- [PROBLEM TO SOLVE]: In the copy, include every entry exactly but none of the pictures.

- [Dataset records on visual material]:
------------------------------------------------------------
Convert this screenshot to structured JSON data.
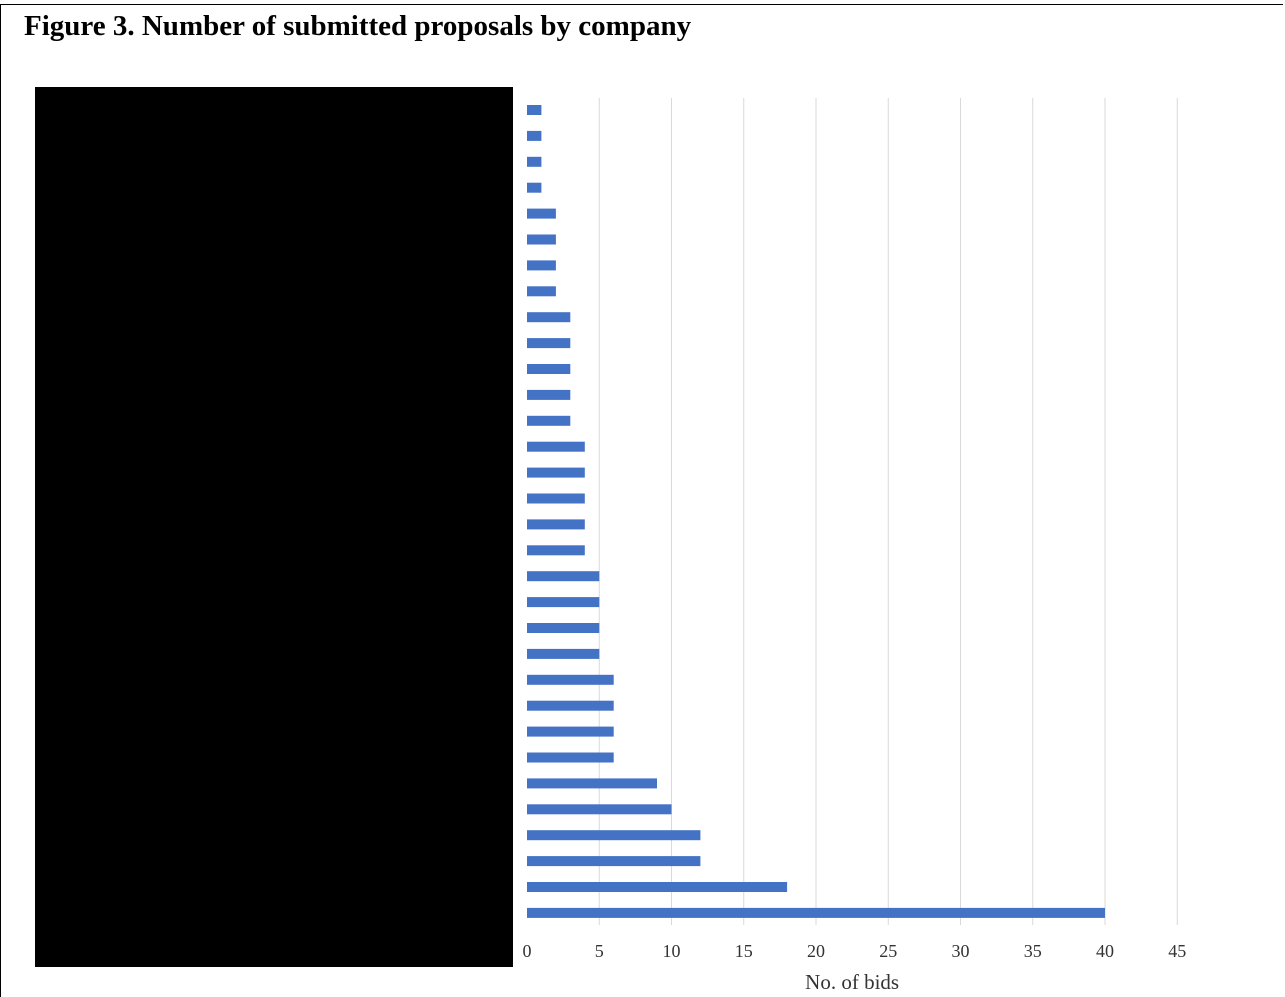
{
  "figure": {
    "title": "Figure 3. Number of submitted proposals by company"
  },
  "chart_data": {
    "type": "bar",
    "orientation": "horizontal",
    "title": "Figure 3. Number of submitted proposals by company",
    "xlabel": "No. of bids",
    "ylabel": "",
    "xlim": [
      0,
      45
    ],
    "xticks": [
      0,
      5,
      10,
      15,
      20,
      25,
      30,
      35,
      40,
      45
    ],
    "grid": "vertical",
    "category_labels": "redacted",
    "bar_color": "#4472C4",
    "values_top_to_bottom": [
      1,
      1,
      1,
      1,
      2,
      2,
      2,
      2,
      3,
      3,
      3,
      3,
      3,
      4,
      4,
      4,
      4,
      4,
      5,
      5,
      5,
      5,
      6,
      6,
      6,
      6,
      9,
      10,
      12,
      12,
      18,
      40
    ]
  }
}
------------------------------------------------------------
- [THE OUTPUT]:
Convert this screenshot to structured JSON data.
{
  "figure": {
    "title": "Figure 3. Number of submitted proposals by company"
  },
  "chart_data": {
    "type": "bar",
    "orientation": "horizontal",
    "title": "Figure 3. Number of submitted proposals by company",
    "xlabel": "No. of bids",
    "ylabel": "",
    "xlim": [
      0,
      45
    ],
    "xticks": [
      0,
      5,
      10,
      15,
      20,
      25,
      30,
      35,
      40,
      45
    ],
    "grid": "vertical",
    "category_labels": "redacted",
    "bar_color": "#4472C4",
    "values_top_to_bottom": [
      1,
      1,
      1,
      1,
      2,
      2,
      2,
      2,
      3,
      3,
      3,
      3,
      3,
      4,
      4,
      4,
      4,
      4,
      5,
      5,
      5,
      5,
      6,
      6,
      6,
      6,
      9,
      10,
      12,
      12,
      18,
      40
    ]
  }
}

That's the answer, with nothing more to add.